_Problem statement_
Go through the data below line by line and count those containing the word "this". Reply with the count only.

_Records shown_

******************************

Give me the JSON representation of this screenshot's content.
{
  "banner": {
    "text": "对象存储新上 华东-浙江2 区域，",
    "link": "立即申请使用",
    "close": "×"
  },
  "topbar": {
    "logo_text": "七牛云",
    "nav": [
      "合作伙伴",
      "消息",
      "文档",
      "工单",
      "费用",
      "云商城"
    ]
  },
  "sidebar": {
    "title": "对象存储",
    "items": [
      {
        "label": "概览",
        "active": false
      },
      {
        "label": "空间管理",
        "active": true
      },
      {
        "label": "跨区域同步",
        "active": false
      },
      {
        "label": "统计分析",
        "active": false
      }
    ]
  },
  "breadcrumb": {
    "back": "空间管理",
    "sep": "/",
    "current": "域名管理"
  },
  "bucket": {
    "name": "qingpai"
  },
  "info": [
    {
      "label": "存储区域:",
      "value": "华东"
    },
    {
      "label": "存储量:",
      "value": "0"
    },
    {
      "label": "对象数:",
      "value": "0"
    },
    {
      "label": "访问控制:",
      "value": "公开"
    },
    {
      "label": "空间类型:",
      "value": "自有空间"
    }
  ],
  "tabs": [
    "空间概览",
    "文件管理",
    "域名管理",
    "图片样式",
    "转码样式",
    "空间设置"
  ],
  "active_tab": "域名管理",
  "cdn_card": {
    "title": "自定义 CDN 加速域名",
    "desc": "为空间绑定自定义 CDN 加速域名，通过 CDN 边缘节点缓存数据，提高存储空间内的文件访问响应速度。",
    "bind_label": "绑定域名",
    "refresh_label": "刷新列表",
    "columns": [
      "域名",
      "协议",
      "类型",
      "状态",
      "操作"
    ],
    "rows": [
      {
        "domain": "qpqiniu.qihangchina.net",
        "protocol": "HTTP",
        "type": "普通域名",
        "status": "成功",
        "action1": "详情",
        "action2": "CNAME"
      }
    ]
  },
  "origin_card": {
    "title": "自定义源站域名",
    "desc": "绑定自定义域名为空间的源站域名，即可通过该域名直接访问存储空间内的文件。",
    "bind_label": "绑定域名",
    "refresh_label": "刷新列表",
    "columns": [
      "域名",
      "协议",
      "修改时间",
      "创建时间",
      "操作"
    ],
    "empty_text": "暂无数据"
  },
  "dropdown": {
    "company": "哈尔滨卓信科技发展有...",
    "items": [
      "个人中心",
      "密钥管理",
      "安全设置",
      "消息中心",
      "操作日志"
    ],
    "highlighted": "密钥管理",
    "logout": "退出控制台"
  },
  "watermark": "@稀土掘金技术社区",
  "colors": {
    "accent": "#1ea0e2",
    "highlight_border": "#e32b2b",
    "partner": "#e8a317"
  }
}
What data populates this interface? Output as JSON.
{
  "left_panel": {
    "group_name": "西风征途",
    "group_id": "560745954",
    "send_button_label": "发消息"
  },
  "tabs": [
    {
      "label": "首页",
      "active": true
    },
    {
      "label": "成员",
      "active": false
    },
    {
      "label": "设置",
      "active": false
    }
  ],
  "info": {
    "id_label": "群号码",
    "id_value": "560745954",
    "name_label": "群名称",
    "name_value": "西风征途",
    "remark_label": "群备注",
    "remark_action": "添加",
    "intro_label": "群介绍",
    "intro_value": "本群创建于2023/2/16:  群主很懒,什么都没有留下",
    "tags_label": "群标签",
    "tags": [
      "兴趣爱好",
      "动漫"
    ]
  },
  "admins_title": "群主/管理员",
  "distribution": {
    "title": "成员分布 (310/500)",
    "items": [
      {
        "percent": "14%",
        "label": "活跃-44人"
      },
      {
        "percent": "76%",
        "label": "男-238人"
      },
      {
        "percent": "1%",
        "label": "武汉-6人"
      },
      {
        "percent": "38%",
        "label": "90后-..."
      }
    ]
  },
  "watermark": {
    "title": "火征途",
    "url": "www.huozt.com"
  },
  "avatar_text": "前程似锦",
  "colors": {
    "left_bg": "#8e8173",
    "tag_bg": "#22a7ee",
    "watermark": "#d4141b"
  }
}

******************************

_Result_
2